*** Material supplied
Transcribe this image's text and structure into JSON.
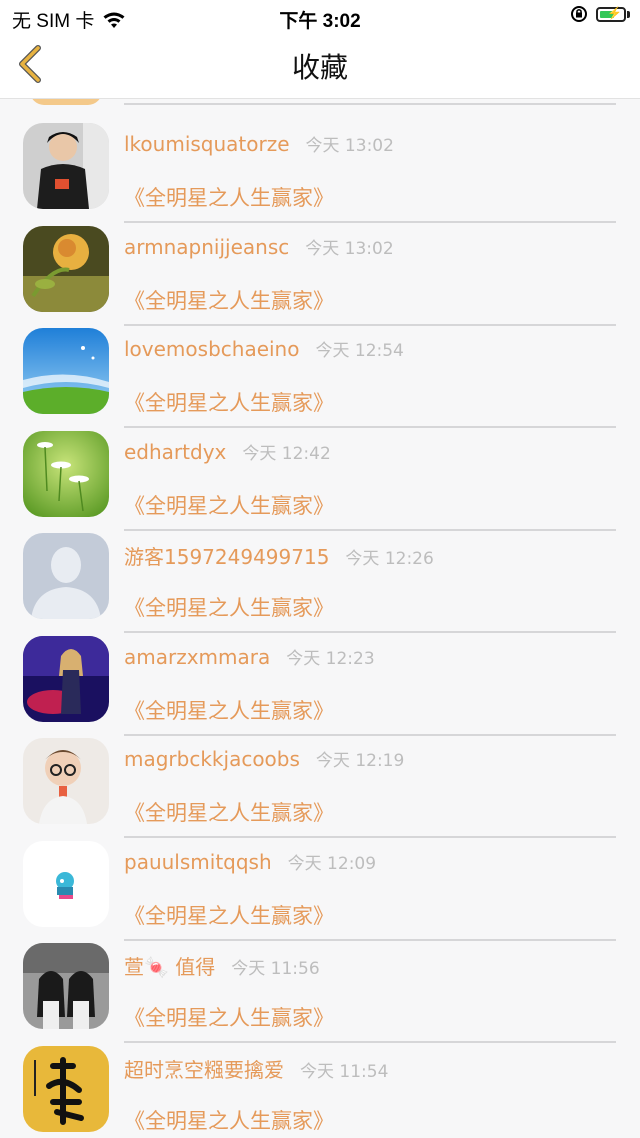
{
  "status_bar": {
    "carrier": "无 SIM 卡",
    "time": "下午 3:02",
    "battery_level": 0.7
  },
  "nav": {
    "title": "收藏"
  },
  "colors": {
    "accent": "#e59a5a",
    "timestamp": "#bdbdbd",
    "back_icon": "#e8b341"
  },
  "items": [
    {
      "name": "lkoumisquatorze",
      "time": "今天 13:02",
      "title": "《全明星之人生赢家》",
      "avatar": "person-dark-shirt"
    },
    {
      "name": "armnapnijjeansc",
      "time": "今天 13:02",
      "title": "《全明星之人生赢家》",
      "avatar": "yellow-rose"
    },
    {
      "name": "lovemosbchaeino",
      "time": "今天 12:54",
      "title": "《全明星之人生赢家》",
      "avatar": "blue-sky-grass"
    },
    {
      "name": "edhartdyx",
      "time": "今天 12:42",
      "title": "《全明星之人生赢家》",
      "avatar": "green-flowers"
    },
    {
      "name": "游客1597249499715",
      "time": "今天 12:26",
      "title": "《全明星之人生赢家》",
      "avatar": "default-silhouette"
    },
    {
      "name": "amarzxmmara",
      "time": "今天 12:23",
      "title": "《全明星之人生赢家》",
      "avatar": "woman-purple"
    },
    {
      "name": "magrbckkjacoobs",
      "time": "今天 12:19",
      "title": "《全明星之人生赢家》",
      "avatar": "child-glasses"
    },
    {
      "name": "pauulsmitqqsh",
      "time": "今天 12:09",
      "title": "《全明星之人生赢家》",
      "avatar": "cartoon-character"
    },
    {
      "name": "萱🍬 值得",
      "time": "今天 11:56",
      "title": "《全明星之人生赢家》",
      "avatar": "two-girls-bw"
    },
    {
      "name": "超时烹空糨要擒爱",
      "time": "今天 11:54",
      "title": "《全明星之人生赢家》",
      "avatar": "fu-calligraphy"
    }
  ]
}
******
*** Material supplied
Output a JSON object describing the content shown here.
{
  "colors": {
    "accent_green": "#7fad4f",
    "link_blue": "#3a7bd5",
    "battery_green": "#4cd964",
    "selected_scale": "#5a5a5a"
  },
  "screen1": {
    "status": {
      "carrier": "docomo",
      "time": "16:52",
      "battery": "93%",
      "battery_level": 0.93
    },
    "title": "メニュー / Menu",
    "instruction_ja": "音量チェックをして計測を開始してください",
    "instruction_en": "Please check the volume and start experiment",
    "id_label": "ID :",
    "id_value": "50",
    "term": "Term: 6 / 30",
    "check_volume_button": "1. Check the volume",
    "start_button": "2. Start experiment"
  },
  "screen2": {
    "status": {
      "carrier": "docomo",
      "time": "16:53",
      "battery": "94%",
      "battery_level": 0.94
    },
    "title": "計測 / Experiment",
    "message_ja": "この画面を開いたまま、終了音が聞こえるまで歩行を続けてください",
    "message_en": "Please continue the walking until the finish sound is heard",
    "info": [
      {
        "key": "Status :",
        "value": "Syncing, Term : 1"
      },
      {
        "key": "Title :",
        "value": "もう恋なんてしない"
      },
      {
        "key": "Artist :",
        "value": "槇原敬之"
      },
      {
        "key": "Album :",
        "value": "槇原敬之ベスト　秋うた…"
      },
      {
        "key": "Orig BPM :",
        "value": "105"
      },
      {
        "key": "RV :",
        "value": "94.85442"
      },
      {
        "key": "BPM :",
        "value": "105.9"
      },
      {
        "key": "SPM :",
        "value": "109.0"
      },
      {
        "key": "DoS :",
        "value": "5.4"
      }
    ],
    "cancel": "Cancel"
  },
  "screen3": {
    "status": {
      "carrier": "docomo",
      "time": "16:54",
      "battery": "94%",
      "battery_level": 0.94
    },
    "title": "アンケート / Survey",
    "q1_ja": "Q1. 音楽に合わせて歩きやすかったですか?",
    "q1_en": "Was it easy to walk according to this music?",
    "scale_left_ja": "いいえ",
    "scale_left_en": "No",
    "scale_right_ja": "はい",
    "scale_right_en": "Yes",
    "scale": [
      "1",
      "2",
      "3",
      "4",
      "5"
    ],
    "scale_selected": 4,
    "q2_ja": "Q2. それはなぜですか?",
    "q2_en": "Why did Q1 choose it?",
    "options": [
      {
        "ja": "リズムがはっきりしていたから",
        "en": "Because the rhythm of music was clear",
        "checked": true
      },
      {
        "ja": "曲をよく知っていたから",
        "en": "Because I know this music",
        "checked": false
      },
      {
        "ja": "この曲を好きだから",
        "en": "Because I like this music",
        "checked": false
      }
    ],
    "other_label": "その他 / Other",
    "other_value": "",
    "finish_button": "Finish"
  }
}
******
What is asked: Identify and copy the lines holding the word "this".

Finished answer:
Transcribe this image's text and structure into JSON.
    "q1_en": "Was it easy to walk according to this music?",
        "en": "Because I know this music",
        "en": "Because I like this music",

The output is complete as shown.